• [Text for analysis]
Curator: Stephen J. Williams, Ph.D.

 

At the onset of the COVID-19 pandemic, epidemiological data from the origin of the Sars-Cov2 outbreak, notably from the Wuhan region in China, was sparse.  In fact, official individual patient data rarely become available early on in an outbreak, when that data is needed most. Epidemiological data was just emerging from China as countries like Italy, Spain, and the United States started to experience a rapid emergence of the outbreak in their respective countries.  China, made of 31 geographical provinces, is a vast and complex country, with both large urban and rural areas.

 

 

 

As a result of this geographical diversity and differences in healthcare coverage across the country, epidemiological data can be challenging.  For instance, cancer incidence data for regions and whole country is difficult to calculate as there are not many regional cancer data collection efforts, contrasted with the cancer statistics collected in the United States, which is meticulously collected by cancer registries in each region, state and municipality.  Therefore, countries like China must depend on hospital record data and autopsy reports in order to back-extrapolate cancer incidence data.  This is the case in some developed countries like Italy where cancer registry is administered by a local government and may not be as extensive (for example in the Napoli region of Italy).

• [Supplied data]
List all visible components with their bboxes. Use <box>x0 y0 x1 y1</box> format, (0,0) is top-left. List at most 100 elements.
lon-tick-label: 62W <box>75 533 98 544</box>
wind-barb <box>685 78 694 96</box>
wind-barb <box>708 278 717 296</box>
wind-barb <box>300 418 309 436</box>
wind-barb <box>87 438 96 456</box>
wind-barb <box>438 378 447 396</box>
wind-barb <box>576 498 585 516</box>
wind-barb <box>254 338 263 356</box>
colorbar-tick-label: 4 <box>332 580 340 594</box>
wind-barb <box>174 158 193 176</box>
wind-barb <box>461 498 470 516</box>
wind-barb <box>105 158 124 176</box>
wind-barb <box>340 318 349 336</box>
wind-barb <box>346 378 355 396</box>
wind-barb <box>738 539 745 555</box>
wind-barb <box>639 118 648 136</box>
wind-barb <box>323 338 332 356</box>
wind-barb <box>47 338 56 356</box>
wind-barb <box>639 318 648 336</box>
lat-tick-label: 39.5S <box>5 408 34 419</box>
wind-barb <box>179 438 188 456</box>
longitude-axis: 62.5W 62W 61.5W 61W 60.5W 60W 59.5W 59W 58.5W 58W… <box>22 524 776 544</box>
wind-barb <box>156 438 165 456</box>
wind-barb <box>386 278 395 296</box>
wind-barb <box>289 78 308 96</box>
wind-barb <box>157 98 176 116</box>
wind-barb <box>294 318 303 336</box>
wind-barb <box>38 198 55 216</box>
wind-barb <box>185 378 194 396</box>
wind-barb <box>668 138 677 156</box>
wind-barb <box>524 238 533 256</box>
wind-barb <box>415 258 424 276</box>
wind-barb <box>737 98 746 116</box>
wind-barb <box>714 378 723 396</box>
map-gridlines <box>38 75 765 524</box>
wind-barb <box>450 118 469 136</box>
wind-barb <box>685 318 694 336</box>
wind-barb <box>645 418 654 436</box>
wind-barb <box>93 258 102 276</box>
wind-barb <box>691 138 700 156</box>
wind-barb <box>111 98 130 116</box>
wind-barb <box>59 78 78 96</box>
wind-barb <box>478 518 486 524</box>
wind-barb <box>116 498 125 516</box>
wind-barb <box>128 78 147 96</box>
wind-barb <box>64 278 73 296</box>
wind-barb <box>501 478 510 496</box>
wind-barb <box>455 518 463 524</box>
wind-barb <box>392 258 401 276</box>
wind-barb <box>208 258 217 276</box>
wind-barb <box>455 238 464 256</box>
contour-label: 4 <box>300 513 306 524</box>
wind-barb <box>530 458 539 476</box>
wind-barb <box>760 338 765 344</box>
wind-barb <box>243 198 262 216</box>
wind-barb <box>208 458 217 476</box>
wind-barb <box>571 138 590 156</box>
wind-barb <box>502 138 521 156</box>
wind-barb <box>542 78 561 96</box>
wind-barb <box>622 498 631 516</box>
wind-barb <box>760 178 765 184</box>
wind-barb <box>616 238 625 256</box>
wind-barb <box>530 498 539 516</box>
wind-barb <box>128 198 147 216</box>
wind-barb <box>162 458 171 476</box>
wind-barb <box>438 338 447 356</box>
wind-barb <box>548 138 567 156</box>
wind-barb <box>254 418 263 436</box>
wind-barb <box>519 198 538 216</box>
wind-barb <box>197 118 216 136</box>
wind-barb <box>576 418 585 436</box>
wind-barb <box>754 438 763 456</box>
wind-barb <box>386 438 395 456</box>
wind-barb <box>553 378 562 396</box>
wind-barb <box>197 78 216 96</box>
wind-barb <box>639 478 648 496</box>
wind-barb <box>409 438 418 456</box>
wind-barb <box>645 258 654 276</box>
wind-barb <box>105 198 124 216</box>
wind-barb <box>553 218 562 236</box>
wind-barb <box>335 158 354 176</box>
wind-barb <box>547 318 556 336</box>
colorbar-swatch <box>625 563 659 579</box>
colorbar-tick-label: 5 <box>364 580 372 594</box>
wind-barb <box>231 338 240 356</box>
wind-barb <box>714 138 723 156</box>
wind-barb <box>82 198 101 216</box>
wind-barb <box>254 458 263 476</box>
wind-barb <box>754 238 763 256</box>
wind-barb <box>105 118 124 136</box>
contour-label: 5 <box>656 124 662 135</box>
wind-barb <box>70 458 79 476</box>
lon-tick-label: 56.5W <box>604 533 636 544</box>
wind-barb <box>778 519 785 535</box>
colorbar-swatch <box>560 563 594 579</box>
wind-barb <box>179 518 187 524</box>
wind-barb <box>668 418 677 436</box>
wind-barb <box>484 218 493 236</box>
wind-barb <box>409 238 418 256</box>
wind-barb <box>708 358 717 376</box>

• [Set of tasks]
- A) Revise the passage on COVID-19 epidemiological data in China, starting at "Curator: Stephen J." and ending at "and rural areas.", so that "outbreak" is replaced by "epidemic".
- B) Write what comes next in the passage on epidemiological and cancer data in China, picking up after its final sentence.

• [Answers by task]
- A)
Curator: Stephen J. Williams, Ph.D.

 

At the onset of the COVID-19 pandemic, epidemiological data from the origin of the Sars-Cov2 epidemic, notably from the Wuhan region in China, was sparse.  In fact, official individual patient data rarely become available early on in an epidemic, when that data is needed most. Epidemiological data was just emerging from China as countries like Italy, Spain, and the United States started to experience a rapid emergence of the epidemic in their respective countries.  China, made of 31 geographical provinces, is a vast and complex country, with both large urban and rural areas.

- B)
Population density China by province. Source https://www.unicef.cn/en/figure-13-population-density-province-2017

 

 

 

Epidemiologists, in areas in which data collection may be challenging, are relying on alternate means of data collection such as using devices connected to the internet-of-things such as mobile devices, or in some cases, social media is becoming useful to obtain health related data.  Such as effort to acquire pharmacovigilance data, patient engagement, and oral chemotherapeutic adherence using the social media site Twitter has been discussed in earlier posts: (see below)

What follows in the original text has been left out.